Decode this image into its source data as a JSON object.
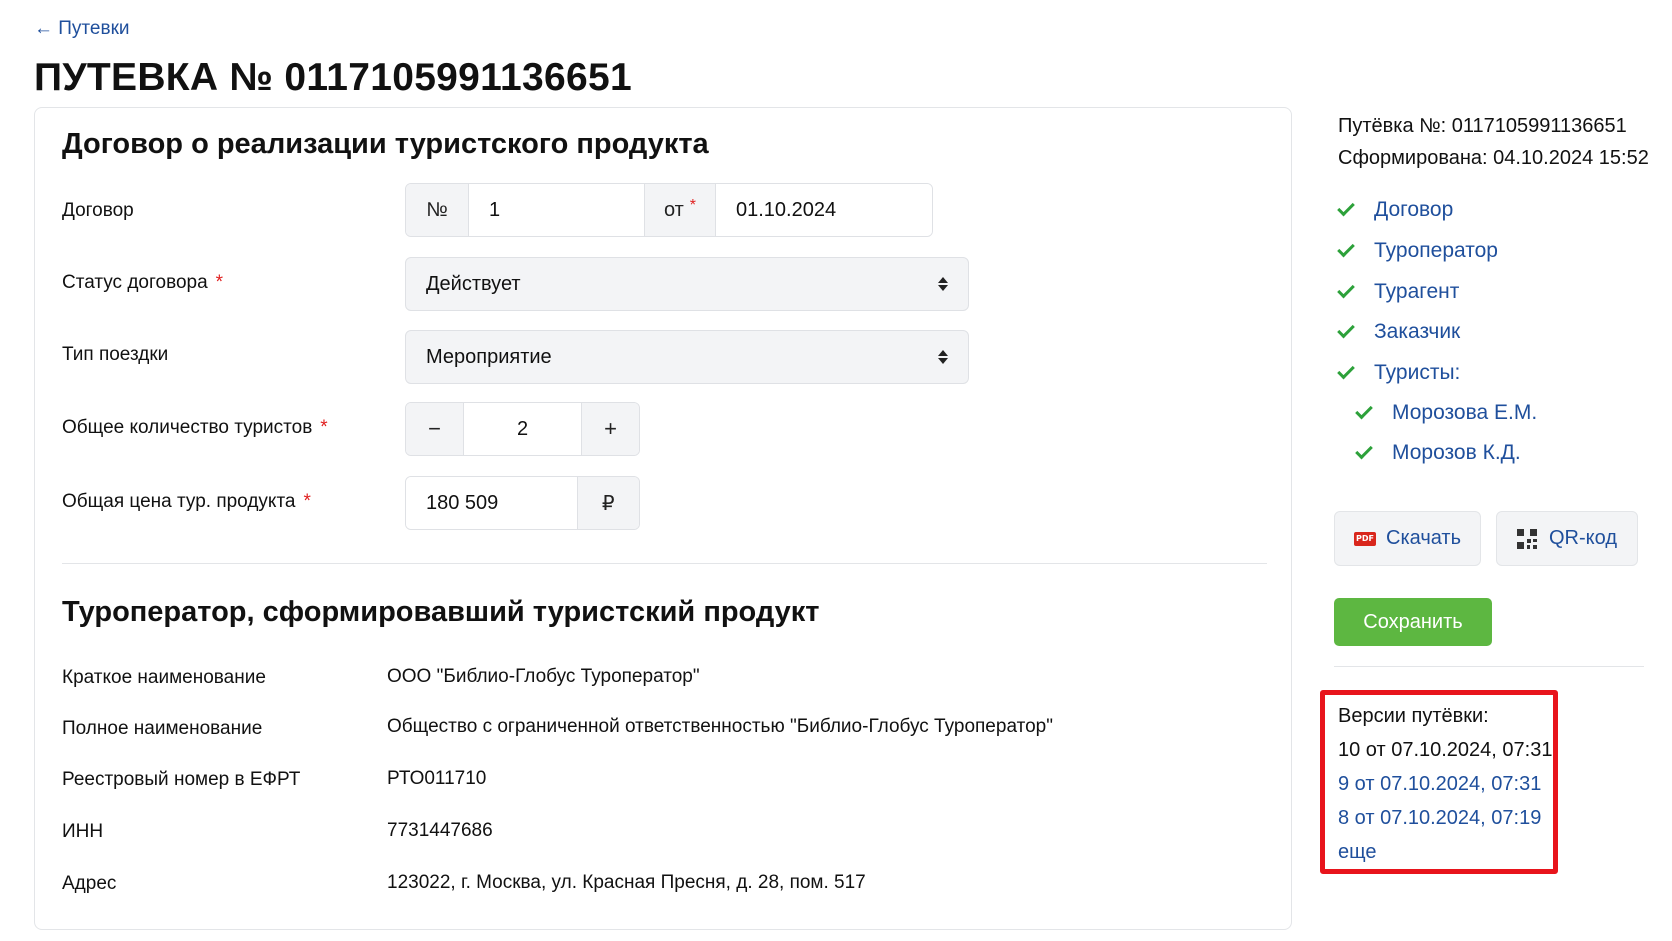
{
  "nav": {
    "back_label": "← Путевки"
  },
  "page": {
    "title": "ПУТЕВКА № 0117105991136651"
  },
  "contract_section": {
    "title": "Договор о реализации туристского продукта",
    "contract": {
      "label": "Договор",
      "number_prefix": "№",
      "number": "1",
      "date_prefix": "от",
      "date_required_mark": "*",
      "date": "01.10.2024"
    },
    "status": {
      "label": "Статус договора",
      "required_mark": "*",
      "value": "Действует"
    },
    "trip_type": {
      "label": "Тип поездки",
      "value": "Мероприятие"
    },
    "tourists_count": {
      "label": "Общее количество туристов",
      "required_mark": "*",
      "minus": "−",
      "value": "2",
      "plus": "+"
    },
    "total_price": {
      "label": "Общая цена тур. продукта",
      "required_mark": "*",
      "value": "180 509",
      "currency": "₽"
    }
  },
  "operator_section": {
    "title": "Туроператор, сформировавший туристский продукт",
    "rows": [
      {
        "label": "Краткое наименование",
        "value": "ООО \"Библио-Глобус Туроператор\""
      },
      {
        "label": "Полное наименование",
        "value": "Общество с ограниченной ответственностью \"Библио-Глобус Туроператор\""
      },
      {
        "label": "Реестровый номер в ЕФРТ",
        "value": "РТО011710"
      },
      {
        "label": "ИНН",
        "value": "7731447686"
      },
      {
        "label": "Адрес",
        "value": "123022, г. Москва, ул. Красная Пресня, д. 28, пом. 517"
      }
    ]
  },
  "sidebar": {
    "voucher_number": "Путёвка №: 0117105991136651",
    "created": "Сформирована: 04.10.2024 15:52",
    "checklist": [
      {
        "label": "Договор"
      },
      {
        "label": "Туроператор"
      },
      {
        "label": "Турагент"
      },
      {
        "label": "Заказчик"
      },
      {
        "label": "Туристы:"
      },
      {
        "label": "Морозова Е.М."
      },
      {
        "label": "Морозов К.Д."
      }
    ],
    "download_label": "Скачать",
    "pdf_badge": "PDF",
    "qr_label": "QR-код",
    "save_label": "Сохранить",
    "versions": {
      "title": "Версии путёвки:",
      "current": "10 от 07.10.2024, 07:31",
      "links": [
        "9 от 07.10.2024, 07:31",
        "8 от 07.10.2024, 07:19"
      ],
      "more": "еще"
    }
  },
  "colors": {
    "link": "#1f4f9c",
    "check": "#2da13a",
    "save_button": "#5db741",
    "required": "#e02020",
    "highlight_box": "#e8141c"
  }
}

######

- _Problem to work on_
Print out every entry above without changing a word, and leave out the pictures.

- _Right answer_
Decode this image into its source data as a JSON object.
{
  "nav": {
    "back_label": "← Путевки"
  },
  "page": {
    "title": "ПУТЕВКА № 0117105991136651"
  },
  "contract_section": {
    "title": "Договор о реализации туристского продукта",
    "contract": {
      "label": "Договор",
      "number_prefix": "№",
      "number": "1",
      "date_prefix": "от",
      "date_required_mark": "*",
      "date": "01.10.2024"
    },
    "status": {
      "label": "Статус договора",
      "required_mark": "*",
      "value": "Действует"
    },
    "trip_type": {
      "label": "Тип поездки",
      "value": "Мероприятие"
    },
    "tourists_count": {
      "label": "Общее количество туристов",
      "required_mark": "*",
      "minus": "−",
      "value": "2",
      "plus": "+"
    },
    "total_price": {
      "label": "Общая цена тур. продукта",
      "required_mark": "*",
      "value": "180 509",
      "currency": "₽"
    }
  },
  "operator_section": {
    "title": "Туроператор, сформировавший туристский продукт",
    "rows": [
      {
        "label": "Краткое наименование",
        "value": "ООО \"Библио-Глобус Туроператор\""
      },
      {
        "label": "Полное наименование",
        "value": "Общество с ограниченной ответственностью \"Библио-Глобус Туроператор\""
      },
      {
        "label": "Реестровый номер в ЕФРТ",
        "value": "РТО011710"
      },
      {
        "label": "ИНН",
        "value": "7731447686"
      },
      {
        "label": "Адрес",
        "value": "123022, г. Москва, ул. Красная Пресня, д. 28, пом. 517"
      }
    ]
  },
  "sidebar": {
    "voucher_number": "Путёвка №: 0117105991136651",
    "created": "Сформирована: 04.10.2024 15:52",
    "checklist": [
      {
        "label": "Договор"
      },
      {
        "label": "Туроператор"
      },
      {
        "label": "Турагент"
      },
      {
        "label": "Заказчик"
      },
      {
        "label": "Туристы:"
      },
      {
        "label": "Морозова Е.М."
      },
      {
        "label": "Морозов К.Д."
      }
    ],
    "download_label": "Скачать",
    "pdf_badge": "PDF",
    "qr_label": "QR-код",
    "save_label": "Сохранить",
    "versions": {
      "title": "Версии путёвки:",
      "current": "10 от 07.10.2024, 07:31",
      "links": [
        "9 от 07.10.2024, 07:31",
        "8 от 07.10.2024, 07:19"
      ],
      "more": "еще"
    }
  },
  "colors": {
    "link": "#1f4f9c",
    "check": "#2da13a",
    "save_button": "#5db741",
    "required": "#e02020",
    "highlight_box": "#e8141c"
  }
}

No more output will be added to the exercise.